== Passage given ==
I’m struck by the scenario that’s talked about in this article from Erik. He talks about a sort of mid-stage startup around 10 million… So that’s about the size that my wife’s business is, and looking at her marketing and sales/customer service department - if you think about that early stage, like you were talking about, it was basically her, she built up a ton of expertise and internal knowledge in terms of what was working and what was driving sales, and that basically boosted the company to mostly where it’s at. But then you start thinking “Okay, well it’s at a size where we’re hiring in marketing people, or people that are supposed to be driving sales.” Is it reasonable to assume that each of those people are going to have both the ownership over the business and the drive to build up that level of internal knowledge, and there’s gonna be appropriate knowledge transfer between all of these people coming in? It’s just not the case.

Like you say, you hit this wall where “Now how do we be creative, how do we try new things, and how do we make sure that we’re driving new sales, and growing?” It has to be data-driven at that point. But the culture wasn’t sort of set up that way organically. Not because they weren’t wanting to be that way, but because it just sort of organically grew into this department where they’re doing the things that, like you say, they know worked to some degree, and they felt like were still working… So I think now, in her company, they’re doing a lot of thinking about “How do they drive that data-driven culture in marketing?” And some of it is just the very simple stuff that even Erik talked about in his article, like “Do people understand how UTM codes and website traffic works?” There needs to be some knowledge sharing there, and then there needs to be common data gathering, like “Okay, we’ve got this stuff over here in Facebook Pixel, and this stuff over here in Google Analytics, and this stuff over here in Shopify, and this stuff over here in these random places…” No one can really coalesce around anything if all of that is fragmented out, so there needs to be data aggregation together, there needs to be a common way to look at it…

[28:20] And then, you know, building that culture - it’s also about people’s motivation. You have to think about “If I’m gonna show something to this marketing person, how are they motivated by that?” I mean, it could be like commissions, or something. If you make this much off of Facebook ads, then you get this commission or this incentive. Well, pretty quickly they’re gonna wanna know how much they’re making off of Facebook ads, and if they’re not setting up their UTMs right and they’re not using the common systems where data is coming in, then they’re not gonna be able to know

You know, as you’re telling me that and I’m listening kind of just these normal struggles of your wife’s business going through this, and I’m struck with the fact that you have a brilliant wife, who’s really good at what she does…

Daniel Whitenack

Oh, definitely.

== Problems to solve ==
a: Reproduce word for word the stretch of the transcript on data-driven marketing culture that begins with the words containing "You know, as" and ends with "Oh, definitely.".
b: Write the next part of the transcript on data-driven marketing culture, picking up right after its last line.

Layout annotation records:
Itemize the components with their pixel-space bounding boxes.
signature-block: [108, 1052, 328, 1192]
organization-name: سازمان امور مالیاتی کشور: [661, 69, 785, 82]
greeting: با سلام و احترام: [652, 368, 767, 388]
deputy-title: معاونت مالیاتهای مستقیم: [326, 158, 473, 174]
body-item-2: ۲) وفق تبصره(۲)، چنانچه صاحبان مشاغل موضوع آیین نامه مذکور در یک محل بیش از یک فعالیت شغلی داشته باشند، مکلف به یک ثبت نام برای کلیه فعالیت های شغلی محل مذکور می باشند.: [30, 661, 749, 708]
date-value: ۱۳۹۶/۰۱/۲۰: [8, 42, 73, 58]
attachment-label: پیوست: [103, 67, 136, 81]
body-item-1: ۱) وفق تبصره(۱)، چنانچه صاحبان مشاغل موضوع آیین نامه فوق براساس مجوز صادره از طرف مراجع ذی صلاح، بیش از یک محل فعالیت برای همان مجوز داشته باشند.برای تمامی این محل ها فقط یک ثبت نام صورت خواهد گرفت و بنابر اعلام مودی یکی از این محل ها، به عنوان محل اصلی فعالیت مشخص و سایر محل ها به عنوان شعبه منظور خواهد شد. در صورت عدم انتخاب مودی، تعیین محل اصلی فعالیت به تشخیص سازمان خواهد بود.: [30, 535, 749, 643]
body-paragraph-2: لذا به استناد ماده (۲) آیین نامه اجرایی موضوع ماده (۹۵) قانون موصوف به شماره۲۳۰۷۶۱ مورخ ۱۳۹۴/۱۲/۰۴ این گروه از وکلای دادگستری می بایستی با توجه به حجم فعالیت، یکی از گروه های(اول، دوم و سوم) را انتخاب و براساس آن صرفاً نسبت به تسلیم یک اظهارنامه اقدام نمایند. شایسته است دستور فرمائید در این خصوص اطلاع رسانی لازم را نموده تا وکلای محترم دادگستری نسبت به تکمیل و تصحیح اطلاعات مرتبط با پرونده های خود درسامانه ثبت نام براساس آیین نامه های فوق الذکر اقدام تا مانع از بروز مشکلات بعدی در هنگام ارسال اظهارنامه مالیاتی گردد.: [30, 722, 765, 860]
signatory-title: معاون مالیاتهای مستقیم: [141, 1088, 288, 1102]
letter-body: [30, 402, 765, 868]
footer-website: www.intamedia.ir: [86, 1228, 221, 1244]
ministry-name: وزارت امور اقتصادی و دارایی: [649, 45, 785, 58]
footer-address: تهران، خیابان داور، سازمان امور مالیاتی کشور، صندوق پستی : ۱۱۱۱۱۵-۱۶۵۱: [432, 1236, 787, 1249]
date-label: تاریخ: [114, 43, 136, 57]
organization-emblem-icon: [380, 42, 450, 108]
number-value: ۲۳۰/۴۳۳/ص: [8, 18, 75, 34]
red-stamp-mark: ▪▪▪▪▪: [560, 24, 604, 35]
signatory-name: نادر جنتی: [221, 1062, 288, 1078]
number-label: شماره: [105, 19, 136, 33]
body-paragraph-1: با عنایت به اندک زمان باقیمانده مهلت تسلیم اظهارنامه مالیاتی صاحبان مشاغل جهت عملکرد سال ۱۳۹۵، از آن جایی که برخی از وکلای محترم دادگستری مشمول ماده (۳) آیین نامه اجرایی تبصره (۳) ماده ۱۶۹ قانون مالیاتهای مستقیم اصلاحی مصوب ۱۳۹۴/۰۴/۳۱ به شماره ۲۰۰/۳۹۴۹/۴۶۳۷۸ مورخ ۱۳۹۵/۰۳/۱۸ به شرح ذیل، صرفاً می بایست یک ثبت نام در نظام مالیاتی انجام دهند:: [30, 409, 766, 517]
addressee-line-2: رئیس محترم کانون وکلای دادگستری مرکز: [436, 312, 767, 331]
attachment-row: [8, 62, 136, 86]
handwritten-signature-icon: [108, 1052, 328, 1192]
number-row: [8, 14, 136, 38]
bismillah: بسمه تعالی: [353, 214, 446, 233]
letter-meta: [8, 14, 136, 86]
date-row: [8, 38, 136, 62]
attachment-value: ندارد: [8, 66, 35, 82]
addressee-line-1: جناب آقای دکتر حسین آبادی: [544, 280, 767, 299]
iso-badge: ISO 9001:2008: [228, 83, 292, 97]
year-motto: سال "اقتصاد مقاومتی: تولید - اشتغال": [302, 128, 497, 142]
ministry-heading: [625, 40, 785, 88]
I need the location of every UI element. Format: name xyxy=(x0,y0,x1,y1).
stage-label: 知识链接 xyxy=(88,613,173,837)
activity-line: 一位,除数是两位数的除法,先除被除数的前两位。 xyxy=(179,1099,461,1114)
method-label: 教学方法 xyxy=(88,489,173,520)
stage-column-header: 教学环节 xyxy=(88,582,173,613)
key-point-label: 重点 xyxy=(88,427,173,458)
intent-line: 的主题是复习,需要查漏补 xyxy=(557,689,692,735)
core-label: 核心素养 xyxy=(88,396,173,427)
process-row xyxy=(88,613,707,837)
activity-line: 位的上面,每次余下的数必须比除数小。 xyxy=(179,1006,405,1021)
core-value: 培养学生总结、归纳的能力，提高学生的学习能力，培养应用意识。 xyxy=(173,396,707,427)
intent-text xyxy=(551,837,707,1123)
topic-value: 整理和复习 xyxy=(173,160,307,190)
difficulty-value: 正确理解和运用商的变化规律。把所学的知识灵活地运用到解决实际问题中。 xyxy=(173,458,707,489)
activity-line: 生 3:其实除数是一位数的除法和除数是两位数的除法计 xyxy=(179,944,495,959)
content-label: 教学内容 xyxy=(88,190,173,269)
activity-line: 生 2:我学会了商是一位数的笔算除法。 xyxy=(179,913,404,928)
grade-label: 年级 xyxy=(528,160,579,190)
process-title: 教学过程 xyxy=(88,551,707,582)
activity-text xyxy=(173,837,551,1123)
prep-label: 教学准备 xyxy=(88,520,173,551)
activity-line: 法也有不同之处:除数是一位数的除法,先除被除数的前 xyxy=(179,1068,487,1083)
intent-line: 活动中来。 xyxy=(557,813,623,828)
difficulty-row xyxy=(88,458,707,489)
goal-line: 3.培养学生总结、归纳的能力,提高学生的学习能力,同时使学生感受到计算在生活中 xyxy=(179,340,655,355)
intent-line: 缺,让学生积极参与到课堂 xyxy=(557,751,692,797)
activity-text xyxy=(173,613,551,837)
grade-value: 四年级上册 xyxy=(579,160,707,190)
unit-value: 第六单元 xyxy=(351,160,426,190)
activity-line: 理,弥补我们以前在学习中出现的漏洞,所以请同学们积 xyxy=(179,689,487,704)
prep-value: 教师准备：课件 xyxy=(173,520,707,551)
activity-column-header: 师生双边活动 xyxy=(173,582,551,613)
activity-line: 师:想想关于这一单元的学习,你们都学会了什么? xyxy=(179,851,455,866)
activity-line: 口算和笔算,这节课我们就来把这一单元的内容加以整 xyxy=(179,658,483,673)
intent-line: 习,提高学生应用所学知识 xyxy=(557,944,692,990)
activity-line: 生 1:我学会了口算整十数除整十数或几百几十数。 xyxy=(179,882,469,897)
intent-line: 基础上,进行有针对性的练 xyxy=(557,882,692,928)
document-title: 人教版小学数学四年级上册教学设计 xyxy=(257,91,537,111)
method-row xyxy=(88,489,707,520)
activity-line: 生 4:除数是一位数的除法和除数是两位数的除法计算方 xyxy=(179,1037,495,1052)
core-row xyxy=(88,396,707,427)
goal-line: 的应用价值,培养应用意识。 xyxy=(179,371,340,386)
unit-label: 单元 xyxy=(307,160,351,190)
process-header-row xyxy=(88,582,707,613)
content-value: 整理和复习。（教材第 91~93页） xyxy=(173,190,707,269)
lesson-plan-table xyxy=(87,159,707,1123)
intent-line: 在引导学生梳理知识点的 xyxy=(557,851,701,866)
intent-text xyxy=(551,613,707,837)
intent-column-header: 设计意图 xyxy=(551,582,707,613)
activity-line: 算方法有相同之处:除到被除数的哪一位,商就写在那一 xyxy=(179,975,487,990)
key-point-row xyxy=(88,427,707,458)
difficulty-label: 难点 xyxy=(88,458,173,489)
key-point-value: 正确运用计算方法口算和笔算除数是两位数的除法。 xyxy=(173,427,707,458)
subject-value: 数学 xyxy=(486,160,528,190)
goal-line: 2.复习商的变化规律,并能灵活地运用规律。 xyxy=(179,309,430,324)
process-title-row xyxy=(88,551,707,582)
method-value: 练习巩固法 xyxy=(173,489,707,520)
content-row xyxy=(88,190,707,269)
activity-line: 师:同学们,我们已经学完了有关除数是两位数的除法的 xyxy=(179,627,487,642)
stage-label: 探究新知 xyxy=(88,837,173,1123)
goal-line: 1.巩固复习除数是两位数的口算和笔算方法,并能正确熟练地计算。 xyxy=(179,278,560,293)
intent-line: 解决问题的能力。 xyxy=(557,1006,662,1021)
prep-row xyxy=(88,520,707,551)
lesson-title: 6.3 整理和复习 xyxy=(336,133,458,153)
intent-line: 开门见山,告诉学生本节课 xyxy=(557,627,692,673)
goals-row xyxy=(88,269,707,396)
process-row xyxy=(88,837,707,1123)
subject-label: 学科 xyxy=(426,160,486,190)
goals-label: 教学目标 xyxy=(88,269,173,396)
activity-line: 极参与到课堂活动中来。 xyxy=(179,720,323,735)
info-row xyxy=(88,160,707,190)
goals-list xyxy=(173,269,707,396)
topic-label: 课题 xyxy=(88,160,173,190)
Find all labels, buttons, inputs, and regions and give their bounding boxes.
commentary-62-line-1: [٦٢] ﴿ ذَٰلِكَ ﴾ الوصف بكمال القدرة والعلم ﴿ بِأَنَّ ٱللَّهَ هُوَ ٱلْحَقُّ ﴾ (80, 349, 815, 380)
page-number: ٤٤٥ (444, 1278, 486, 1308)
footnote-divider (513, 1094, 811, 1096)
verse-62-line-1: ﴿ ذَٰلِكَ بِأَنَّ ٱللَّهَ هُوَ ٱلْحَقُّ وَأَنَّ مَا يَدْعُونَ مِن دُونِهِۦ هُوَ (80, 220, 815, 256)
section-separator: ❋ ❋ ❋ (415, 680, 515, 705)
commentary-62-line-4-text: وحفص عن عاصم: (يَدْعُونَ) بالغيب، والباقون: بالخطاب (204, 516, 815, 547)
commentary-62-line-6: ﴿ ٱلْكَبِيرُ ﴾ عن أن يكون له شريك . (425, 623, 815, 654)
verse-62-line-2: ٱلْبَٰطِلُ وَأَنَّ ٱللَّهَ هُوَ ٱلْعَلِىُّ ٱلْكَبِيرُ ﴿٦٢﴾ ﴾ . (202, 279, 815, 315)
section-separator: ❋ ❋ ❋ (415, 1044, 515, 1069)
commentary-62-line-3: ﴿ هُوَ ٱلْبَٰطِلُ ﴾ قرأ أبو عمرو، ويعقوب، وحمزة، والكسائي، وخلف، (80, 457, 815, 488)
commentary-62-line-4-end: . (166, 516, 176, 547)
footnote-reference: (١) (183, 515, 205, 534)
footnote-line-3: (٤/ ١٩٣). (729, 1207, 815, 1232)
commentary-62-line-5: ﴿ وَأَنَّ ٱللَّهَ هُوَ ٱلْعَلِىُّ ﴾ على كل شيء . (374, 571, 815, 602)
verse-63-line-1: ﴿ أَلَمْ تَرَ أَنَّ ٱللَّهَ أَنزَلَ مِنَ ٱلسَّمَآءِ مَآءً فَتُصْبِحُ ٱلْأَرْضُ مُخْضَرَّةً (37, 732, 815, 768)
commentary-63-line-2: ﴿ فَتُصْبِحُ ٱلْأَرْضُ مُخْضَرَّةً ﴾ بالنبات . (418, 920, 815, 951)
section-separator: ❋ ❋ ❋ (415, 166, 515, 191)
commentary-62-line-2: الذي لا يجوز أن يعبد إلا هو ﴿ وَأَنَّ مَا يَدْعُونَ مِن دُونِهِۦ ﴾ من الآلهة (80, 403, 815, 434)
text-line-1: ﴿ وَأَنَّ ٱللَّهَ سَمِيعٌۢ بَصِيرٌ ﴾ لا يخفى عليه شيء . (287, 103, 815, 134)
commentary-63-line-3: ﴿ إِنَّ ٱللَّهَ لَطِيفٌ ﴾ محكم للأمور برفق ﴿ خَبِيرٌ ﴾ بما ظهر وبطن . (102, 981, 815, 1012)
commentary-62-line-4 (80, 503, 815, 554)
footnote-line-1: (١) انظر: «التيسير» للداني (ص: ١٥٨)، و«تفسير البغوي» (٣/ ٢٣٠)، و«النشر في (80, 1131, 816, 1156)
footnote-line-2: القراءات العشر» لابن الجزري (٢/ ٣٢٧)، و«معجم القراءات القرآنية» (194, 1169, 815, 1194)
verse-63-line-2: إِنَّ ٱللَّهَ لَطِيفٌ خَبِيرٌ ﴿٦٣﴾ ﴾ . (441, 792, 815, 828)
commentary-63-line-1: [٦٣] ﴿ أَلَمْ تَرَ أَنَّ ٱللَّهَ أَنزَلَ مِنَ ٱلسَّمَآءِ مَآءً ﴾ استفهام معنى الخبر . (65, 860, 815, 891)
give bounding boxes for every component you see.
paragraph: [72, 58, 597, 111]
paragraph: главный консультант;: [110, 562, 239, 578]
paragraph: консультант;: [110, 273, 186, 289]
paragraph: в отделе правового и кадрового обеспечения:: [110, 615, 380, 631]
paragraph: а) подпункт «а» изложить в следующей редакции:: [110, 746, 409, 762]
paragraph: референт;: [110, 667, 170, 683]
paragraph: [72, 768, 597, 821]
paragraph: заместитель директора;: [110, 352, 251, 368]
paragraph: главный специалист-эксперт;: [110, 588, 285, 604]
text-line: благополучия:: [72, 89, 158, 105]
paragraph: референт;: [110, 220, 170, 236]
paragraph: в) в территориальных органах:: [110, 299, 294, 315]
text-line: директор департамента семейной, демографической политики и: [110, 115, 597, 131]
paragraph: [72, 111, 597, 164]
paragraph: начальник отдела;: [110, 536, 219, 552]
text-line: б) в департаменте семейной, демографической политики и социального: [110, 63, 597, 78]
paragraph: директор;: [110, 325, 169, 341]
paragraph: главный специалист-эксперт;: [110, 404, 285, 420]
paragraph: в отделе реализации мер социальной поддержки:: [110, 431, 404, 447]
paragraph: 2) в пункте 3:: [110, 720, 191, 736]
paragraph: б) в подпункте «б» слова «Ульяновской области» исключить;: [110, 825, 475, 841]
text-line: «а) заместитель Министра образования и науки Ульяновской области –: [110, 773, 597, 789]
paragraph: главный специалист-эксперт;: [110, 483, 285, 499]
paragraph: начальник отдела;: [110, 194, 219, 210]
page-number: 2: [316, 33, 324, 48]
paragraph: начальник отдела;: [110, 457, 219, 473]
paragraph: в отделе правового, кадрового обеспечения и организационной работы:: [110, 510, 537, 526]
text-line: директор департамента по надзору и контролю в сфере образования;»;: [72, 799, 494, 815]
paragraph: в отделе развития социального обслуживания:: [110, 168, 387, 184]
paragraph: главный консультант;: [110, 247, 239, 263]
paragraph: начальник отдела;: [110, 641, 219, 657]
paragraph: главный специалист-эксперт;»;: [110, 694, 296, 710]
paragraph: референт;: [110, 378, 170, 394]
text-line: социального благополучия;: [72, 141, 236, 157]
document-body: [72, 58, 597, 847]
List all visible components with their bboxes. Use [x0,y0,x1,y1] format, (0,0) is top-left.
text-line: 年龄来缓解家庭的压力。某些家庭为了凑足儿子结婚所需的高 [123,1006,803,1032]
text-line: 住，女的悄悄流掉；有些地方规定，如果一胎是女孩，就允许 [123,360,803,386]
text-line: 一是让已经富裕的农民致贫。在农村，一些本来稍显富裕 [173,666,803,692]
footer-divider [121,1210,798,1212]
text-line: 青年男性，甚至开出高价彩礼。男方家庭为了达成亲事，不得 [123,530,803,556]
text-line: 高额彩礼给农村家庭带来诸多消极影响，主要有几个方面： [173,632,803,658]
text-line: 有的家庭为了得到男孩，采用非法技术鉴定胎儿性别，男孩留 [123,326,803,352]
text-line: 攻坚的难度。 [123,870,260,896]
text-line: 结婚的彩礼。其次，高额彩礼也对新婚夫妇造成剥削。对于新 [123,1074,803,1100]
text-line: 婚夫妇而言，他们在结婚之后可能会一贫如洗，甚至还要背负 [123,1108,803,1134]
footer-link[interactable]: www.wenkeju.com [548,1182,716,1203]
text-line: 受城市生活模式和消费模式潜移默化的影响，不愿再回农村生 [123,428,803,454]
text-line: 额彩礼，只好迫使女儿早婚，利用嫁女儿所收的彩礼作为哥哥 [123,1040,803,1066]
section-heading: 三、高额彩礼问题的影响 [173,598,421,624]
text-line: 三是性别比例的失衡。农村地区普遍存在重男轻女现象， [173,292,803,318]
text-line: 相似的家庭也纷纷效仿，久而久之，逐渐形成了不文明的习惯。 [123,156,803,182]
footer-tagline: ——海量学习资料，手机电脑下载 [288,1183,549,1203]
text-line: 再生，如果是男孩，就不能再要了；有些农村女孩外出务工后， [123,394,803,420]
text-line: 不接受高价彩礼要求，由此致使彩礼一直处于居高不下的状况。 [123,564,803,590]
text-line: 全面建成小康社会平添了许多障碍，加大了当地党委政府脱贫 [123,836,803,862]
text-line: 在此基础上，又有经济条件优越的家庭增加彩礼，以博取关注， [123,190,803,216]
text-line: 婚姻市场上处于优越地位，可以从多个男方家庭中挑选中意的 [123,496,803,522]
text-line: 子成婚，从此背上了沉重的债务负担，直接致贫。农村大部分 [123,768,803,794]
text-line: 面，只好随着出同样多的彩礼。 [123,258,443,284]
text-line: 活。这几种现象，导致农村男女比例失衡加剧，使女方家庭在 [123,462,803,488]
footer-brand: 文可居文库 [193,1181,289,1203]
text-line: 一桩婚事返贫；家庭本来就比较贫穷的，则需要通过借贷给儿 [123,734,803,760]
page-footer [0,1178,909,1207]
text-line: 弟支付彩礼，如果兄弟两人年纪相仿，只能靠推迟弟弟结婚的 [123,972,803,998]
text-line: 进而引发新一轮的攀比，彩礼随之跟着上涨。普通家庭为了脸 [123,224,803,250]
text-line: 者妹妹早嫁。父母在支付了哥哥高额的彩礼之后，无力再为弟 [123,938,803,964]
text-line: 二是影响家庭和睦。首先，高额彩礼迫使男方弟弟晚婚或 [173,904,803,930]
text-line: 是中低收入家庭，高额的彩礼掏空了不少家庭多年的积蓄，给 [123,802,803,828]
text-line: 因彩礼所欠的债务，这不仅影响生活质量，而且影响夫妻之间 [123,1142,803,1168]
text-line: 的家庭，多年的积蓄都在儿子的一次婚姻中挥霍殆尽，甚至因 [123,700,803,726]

== Written responses ==
a:
You know, as you’re telling me that and I’m listening kind of just these normal struggles of your wife’s business going through this, and I’m struck with the fact that you have a brilliant wife, who’s really good at what she does…

Daniel Whitenack

Oh, definitely.

b:
…and you are really good at what you do.

Daniel Whitenack

Sort of. [laughter] I’ll give her the –

But at least she has the benefit – she’s a brilliant businessperson, and I love talking to her and I love learning from her, but she also does have the benefit of being married to you, and you’re able to put these things in front of her. Most businesspeople, as smart as they are, don’t have such an intimate fountain of knowledge about these particular topics. They know their business, but they don’t necessarily have someone who can inform then all these data points. They can hire people to do that, but to your point, those people may not be quite as motivated as you are as a business owner, or the spouse of a business owner.

Daniel Whitenack

It kind of brings a lot of weight to this whole building a data team side of things, because I think about – let’s say I’m not in the picture and she hires a data person to figure out how to make our company data-driven and using modeling and all this stuff, and she hires that person… And that person spends all their time on fancy deep learning stuff, but doesn’t address these basic issues of like “How does the marketing team operate? What’s the culture? What numbers do they need to see in front of them?”

It happens all the time.

Daniel Whitenack

That actually could – I mean, I’m not saying it would take down the business, but it’s gonna make a significant negative impact on the business.

Absolutely.

Daniel Whitenack

Because it’s not what’s needed, right? So I think that people coming into these sorts of positions need to be – not scared, but sober-minded in the sense of really having the perspective of what are the needs of the business, rather than what’s the coolest project that I can work on.

And what’s the way I build my resume, or what’s the way I get the training class that I really would love to do, but isn’t necessarily directly in line with what we’re trying to accomplish at the organizational level. So yeah, there’s a huge risk. You’re able to bring purity because all you care about is the success of the organization, but that’s not always the case.

Daniel Whitenack

One of the other points that Erik brings up which I think is really interesting is executive support for ML/AI type things… And this sentiment that sometimes comes up when you’re an AI or machine learning person, maybe you’ve dealt with all of the sort of getting metrics in front of people thing, there is a really important problem that you think is solved really well by machine learning and AI, you’ve trained a model or whatever it is, and you’re genuinely convinced that this is a meaningful thing that you’ve done, that has great benefit for the company, but you try and try to build support for this, and you get nothing.

[32:09] What is in your experience maybe going on in that situation, where you have the solution but you’re having trouble either helping people in the organization understand it, or understand the value, or understand the benefit, and buy into it and support it?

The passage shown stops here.